Problem a:
In the records, copy out the lines exactly, starting with the line that contains "promo-buttons: Skip Activate" and continuing through the line that contains "back-button[interactable]: ‹ —".

Selected text:
****************

Throwback Thursday: Walter McCarty relives the 2005 playoffs


In this week’s Throwback Thursday, I got the chance to talk briefly with former Phoenix Suns forward and current Boston Celtics assistant coach Walter McCarty. He discussed his brief time in Phoenix that started weeks before the 2005 trade deadline and the 2005 Western Conference Finals series against the San Antonio Spurs.

We all know the story of the 2004-05 Phoenix Suns. After winning 29 games the season prior, general manager Bryan Colangelo brought in Steve Nash and, well… you all know the rest. The Suns won 62 games. Nash won the first of two consecutive MVP awards and led the team all the way to the Western Conference Finals before falling in five games to those dreaded San Antonio Spurs. It was the start of the “7 Seconds or Less” era that brought Suns fans many wins and lots of joy.

During that season, the Suns made a deal prior to the trade deadline that brought in Walter McCarty from the Boston Celtics in exchange for Zarko Cabarkapa (remember him?) and a second round pick. McCarty added depth to a short bench but ended up having a minimal impact with the team. He played in 28 regular season games averaging 3.5 points and 2.2 rebounds per game, though he did have a 20 point game. He got into eight playoff games, and saw extended action in only a handful of them.

After that season McCarty lasted one more season with the Los Angeles Clippers before he retired after a 12-year career. Though his stay was brief, McCarty has very fond memories of Phoenix and I talked to him before Celtics shootaround on Wednesday.

Sanders: What do you remember from your time in Phoenix?

McCarty: It was fun times. We had a really exciting team with Amare (Stoudemire), Shawn (Marion) , Quentin (Richardson) and Joe (Johnson). Also, Steve (Nash)… Stevie Wonder (Laughs). It was a fun time and playing at an exciting place, they do a really good job here, the fans, they support their team and it’s a great basketball environment. It was fun coming to games and playing here. It was a really good time.

****************

Supplied data:
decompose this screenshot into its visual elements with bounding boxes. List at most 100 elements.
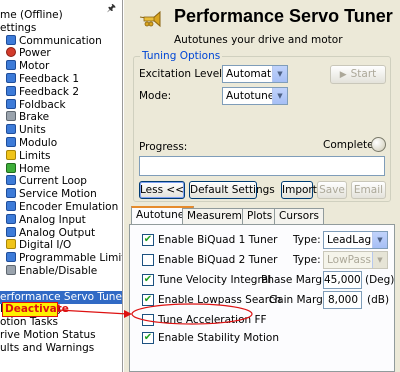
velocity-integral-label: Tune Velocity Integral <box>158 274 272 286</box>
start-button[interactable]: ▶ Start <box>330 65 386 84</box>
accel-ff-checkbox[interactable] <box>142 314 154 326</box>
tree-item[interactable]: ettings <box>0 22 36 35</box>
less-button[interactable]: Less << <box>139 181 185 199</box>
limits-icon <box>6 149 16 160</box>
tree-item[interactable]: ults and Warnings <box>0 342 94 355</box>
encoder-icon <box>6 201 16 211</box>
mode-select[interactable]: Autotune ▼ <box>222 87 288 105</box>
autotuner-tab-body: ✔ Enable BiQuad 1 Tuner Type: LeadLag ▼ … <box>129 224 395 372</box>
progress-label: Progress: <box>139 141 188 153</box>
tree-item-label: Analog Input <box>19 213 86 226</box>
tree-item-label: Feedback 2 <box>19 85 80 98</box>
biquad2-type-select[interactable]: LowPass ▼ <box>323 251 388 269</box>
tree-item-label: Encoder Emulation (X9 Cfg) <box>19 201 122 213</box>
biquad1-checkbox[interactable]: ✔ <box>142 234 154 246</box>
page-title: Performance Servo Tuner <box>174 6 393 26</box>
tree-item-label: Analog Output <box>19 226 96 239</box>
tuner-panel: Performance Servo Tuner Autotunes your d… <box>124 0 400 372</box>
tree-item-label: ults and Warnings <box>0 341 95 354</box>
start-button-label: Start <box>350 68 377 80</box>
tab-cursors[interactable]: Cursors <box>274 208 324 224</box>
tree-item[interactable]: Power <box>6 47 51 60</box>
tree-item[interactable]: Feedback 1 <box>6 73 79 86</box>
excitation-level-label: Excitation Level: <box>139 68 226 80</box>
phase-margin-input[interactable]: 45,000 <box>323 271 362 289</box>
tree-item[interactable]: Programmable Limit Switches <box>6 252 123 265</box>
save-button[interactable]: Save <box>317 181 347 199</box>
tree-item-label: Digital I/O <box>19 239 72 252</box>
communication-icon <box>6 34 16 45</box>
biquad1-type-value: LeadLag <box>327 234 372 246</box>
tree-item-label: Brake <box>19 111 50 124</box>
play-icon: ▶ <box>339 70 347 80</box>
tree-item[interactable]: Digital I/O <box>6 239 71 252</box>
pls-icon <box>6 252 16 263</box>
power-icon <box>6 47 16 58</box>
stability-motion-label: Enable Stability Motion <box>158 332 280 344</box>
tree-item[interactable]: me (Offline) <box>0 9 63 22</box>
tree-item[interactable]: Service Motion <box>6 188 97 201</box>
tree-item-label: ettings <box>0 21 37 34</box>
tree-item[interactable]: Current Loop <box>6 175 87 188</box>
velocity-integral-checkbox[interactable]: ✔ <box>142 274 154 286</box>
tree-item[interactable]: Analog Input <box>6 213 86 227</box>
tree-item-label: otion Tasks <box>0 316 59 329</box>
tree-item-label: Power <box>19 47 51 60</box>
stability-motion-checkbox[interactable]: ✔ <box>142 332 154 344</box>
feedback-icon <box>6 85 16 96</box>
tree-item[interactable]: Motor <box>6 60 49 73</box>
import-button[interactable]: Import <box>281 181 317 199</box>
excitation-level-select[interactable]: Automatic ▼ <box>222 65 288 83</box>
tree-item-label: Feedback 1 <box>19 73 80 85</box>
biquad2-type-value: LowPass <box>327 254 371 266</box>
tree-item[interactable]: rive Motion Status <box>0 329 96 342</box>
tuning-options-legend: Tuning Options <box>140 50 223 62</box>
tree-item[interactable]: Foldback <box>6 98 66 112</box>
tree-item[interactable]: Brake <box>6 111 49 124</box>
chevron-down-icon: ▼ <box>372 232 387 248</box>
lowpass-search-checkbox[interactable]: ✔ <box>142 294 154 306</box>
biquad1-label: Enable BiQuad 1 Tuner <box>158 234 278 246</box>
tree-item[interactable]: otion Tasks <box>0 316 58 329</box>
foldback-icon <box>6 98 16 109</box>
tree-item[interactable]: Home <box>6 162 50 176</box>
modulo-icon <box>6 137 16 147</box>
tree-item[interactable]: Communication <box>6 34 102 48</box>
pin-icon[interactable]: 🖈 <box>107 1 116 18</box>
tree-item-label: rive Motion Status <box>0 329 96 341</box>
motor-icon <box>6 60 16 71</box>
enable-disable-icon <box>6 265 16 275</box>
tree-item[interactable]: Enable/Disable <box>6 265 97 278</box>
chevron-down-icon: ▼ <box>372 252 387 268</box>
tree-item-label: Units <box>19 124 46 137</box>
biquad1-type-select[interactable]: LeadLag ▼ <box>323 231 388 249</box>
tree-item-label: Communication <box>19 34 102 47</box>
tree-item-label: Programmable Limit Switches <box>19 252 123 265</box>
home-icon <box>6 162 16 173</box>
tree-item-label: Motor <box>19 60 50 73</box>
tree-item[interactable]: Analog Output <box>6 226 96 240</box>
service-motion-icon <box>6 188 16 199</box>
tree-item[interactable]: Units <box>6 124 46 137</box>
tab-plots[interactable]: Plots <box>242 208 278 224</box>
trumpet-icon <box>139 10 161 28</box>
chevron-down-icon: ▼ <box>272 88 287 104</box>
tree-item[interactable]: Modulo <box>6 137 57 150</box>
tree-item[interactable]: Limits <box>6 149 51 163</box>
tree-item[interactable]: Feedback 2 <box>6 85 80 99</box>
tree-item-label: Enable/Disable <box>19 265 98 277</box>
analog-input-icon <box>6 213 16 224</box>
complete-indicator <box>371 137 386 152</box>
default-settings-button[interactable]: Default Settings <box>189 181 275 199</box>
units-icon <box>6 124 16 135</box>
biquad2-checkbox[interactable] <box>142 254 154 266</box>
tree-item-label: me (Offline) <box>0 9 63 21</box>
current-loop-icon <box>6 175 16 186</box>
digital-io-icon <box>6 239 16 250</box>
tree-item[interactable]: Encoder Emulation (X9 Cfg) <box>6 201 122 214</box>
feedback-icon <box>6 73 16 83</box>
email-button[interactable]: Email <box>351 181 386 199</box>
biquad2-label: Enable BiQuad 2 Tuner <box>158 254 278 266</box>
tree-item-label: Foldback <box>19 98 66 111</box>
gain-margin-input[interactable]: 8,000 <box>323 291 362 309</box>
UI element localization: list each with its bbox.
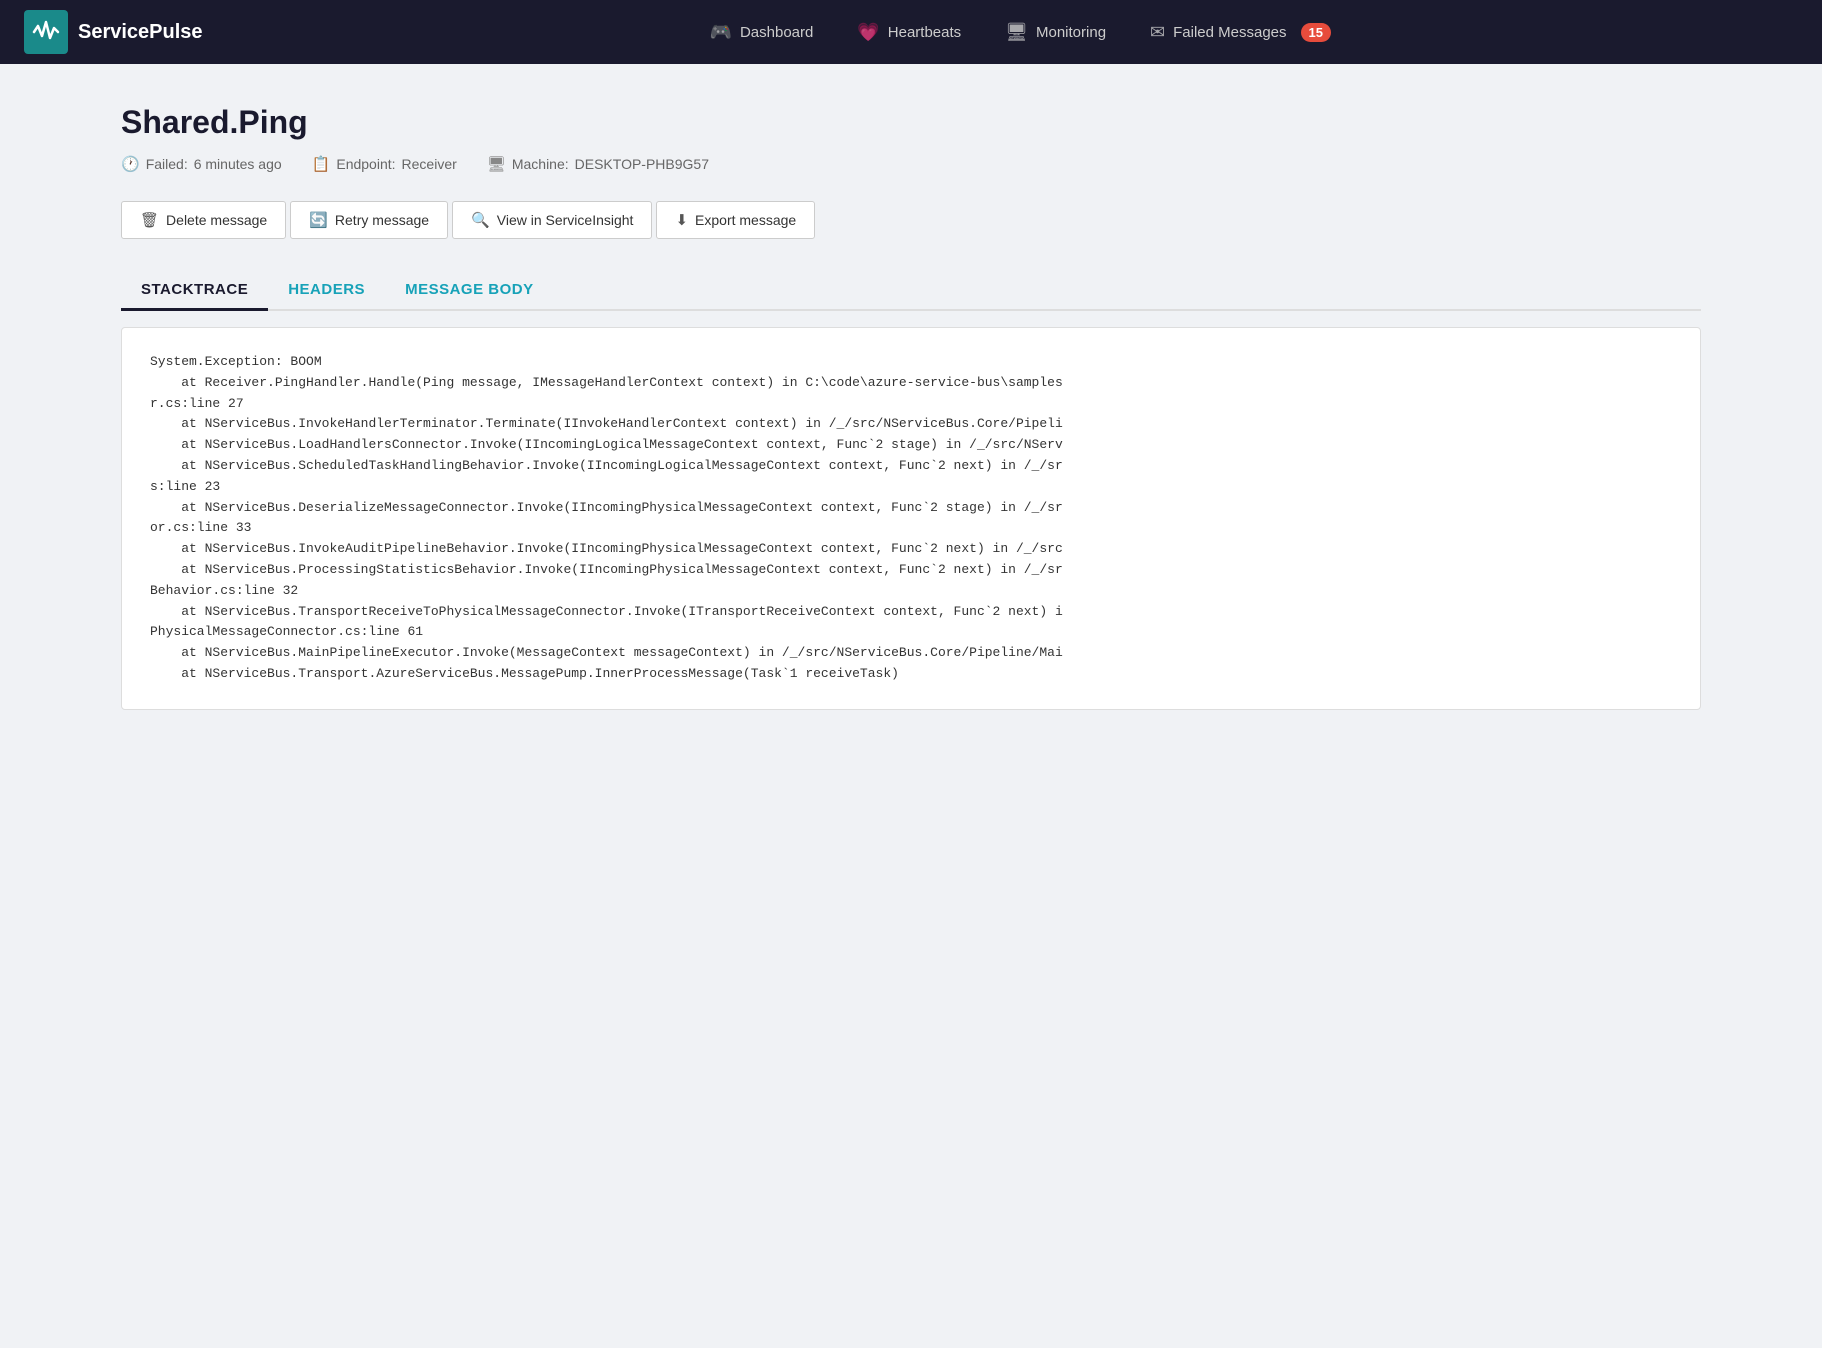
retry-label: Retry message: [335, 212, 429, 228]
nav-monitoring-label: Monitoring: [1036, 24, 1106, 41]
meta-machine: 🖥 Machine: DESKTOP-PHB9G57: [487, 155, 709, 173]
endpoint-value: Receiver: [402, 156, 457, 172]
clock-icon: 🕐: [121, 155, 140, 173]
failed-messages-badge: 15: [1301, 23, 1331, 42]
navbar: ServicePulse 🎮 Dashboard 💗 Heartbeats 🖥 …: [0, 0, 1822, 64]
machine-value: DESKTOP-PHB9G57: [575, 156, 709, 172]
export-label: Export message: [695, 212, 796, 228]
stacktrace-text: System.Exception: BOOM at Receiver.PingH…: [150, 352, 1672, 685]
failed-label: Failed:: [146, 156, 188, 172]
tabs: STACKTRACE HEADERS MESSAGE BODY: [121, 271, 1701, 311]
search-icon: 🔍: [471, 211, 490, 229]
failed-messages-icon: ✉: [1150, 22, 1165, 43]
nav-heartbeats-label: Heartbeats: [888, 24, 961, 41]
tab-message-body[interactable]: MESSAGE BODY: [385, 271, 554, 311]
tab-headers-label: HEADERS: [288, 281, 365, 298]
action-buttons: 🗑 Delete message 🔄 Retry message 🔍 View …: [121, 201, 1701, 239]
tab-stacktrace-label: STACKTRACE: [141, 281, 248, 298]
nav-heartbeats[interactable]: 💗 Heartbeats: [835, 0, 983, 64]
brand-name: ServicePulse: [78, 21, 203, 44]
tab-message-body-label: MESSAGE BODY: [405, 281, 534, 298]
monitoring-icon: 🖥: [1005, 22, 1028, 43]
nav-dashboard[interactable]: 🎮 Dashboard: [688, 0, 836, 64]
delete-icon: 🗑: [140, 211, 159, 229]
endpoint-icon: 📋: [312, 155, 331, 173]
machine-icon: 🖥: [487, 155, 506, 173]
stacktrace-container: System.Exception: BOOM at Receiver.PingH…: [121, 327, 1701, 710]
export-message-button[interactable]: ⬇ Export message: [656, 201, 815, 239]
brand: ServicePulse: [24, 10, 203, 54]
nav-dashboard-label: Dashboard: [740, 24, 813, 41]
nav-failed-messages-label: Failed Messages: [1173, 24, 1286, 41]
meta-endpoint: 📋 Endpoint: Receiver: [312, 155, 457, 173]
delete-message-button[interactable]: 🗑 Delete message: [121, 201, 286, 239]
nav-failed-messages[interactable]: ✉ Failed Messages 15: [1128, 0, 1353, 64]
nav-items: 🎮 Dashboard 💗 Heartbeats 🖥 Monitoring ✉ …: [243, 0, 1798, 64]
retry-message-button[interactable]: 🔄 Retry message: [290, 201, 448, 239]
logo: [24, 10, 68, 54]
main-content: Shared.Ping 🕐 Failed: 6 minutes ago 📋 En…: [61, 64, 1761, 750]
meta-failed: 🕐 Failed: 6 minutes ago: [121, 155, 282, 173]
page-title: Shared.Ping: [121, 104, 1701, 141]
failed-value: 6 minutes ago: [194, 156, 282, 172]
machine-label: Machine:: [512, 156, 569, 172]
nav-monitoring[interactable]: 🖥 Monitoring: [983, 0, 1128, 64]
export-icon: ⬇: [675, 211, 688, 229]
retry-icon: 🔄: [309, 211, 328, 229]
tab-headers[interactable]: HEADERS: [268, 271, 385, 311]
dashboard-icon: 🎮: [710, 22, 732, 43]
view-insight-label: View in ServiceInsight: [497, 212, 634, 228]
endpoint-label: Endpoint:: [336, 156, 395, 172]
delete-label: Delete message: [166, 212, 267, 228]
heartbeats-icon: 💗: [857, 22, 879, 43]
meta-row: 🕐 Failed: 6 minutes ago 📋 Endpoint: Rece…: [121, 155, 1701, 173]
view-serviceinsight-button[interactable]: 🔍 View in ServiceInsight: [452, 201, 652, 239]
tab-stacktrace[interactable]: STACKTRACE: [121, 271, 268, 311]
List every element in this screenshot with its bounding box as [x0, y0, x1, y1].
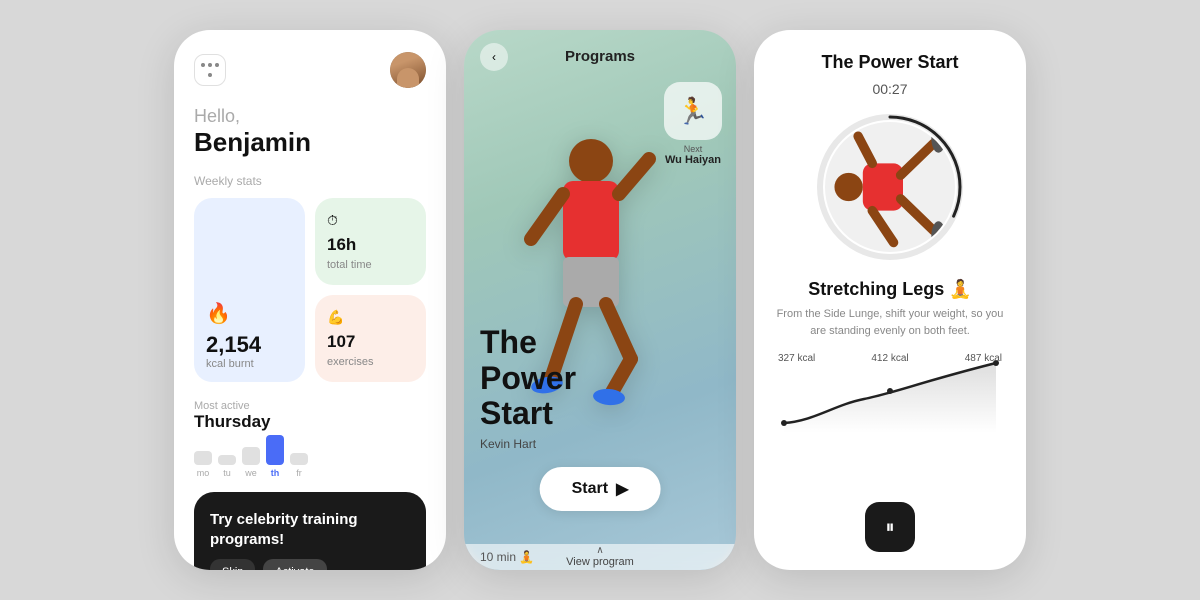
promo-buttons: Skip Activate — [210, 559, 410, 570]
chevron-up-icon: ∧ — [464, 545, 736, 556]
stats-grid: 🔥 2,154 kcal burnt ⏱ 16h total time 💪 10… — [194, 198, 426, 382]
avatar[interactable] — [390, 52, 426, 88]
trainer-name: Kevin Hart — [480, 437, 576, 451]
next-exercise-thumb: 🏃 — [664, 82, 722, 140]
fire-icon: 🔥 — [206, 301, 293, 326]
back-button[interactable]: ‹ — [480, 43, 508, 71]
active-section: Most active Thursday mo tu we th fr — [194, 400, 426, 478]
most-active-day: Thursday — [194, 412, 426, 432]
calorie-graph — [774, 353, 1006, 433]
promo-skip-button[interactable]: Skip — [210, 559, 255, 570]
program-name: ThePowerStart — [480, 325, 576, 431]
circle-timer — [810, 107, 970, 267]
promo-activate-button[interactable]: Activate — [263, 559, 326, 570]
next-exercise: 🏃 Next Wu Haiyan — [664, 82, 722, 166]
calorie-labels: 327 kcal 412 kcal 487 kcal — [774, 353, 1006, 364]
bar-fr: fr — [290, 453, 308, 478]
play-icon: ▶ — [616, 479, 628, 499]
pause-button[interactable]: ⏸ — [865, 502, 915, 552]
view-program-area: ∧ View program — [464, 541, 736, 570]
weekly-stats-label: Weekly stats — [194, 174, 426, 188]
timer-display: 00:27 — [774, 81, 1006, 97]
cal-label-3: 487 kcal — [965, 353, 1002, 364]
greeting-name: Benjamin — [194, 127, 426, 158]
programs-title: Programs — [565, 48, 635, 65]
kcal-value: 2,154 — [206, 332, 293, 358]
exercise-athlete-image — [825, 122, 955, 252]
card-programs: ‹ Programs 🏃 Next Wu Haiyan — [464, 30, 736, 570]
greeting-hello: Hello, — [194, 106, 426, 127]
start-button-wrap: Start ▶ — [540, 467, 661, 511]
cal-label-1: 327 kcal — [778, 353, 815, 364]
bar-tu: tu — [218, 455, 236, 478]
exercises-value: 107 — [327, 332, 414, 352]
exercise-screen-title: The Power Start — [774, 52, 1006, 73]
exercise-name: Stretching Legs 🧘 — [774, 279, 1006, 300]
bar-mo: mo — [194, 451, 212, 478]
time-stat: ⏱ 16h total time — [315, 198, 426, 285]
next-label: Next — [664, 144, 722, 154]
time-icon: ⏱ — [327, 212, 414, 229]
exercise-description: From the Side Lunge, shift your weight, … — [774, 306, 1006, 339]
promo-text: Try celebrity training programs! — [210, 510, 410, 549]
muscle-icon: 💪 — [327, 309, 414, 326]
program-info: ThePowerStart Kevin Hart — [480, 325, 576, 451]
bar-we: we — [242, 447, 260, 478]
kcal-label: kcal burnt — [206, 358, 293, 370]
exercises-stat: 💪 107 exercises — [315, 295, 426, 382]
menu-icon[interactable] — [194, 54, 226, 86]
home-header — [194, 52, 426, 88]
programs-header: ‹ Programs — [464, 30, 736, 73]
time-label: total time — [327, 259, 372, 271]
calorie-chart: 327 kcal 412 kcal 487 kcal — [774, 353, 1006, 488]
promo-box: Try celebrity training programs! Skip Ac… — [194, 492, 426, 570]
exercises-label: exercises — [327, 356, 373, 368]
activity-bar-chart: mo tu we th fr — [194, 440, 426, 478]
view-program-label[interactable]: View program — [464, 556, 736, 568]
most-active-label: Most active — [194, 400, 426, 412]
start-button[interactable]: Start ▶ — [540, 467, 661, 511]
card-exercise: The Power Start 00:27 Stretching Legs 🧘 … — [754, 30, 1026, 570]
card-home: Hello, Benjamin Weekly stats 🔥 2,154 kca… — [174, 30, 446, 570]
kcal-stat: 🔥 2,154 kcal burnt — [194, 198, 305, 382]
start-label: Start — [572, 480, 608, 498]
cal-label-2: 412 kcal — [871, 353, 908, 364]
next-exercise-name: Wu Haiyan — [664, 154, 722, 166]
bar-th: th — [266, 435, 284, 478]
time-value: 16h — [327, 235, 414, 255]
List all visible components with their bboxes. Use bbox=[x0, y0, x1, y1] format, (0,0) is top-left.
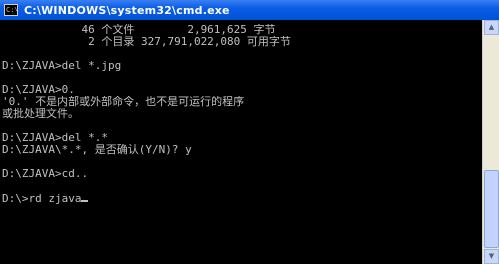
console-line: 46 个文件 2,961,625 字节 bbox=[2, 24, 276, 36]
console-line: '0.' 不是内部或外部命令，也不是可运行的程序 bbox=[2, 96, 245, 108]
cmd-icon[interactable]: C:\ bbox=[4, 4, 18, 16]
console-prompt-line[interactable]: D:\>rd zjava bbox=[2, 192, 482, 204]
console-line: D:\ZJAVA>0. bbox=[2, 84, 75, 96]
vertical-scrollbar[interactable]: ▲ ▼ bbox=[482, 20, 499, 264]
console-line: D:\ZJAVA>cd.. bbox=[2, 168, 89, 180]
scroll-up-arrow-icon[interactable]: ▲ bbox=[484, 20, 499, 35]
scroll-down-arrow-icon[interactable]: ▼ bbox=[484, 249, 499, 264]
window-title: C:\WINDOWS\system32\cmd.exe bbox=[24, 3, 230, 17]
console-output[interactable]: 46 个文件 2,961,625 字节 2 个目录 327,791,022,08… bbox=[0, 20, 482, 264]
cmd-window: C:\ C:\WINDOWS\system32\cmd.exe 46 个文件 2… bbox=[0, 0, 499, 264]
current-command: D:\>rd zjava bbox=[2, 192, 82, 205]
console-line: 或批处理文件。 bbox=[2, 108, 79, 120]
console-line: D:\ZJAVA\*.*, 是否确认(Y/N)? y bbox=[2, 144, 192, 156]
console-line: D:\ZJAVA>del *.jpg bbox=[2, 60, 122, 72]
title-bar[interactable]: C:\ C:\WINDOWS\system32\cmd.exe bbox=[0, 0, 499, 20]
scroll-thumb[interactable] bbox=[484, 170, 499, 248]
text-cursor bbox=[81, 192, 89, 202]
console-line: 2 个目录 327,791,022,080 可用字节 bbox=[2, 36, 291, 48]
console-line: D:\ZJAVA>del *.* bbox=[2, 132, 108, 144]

****************

Problem b:
According to the article on Walter McCarty, what did the Suns give the Boston Celtics in the deal that brought him to Phoenix?

Expected output a:
promo-buttons: Skip Activate — [210, 559, 410, 570]
chevron-up-icon: ∧ — [464, 545, 736, 556]
stats-grid: 🔥 2,154 kcal burnt ⏱ 16h total time 💪 10… — [194, 198, 426, 382]
avatar[interactable] — [390, 52, 426, 88]
trainer-name: Kevin Hart — [480, 437, 576, 451]
next-exercise-thumb: 🏃 — [664, 82, 722, 140]
fire-icon: 🔥 — [206, 301, 293, 326]
back-button[interactable]: ‹ — [480, 43, 508, 71]

Expected output b:
Zarko Cabarkapa and a second round pick.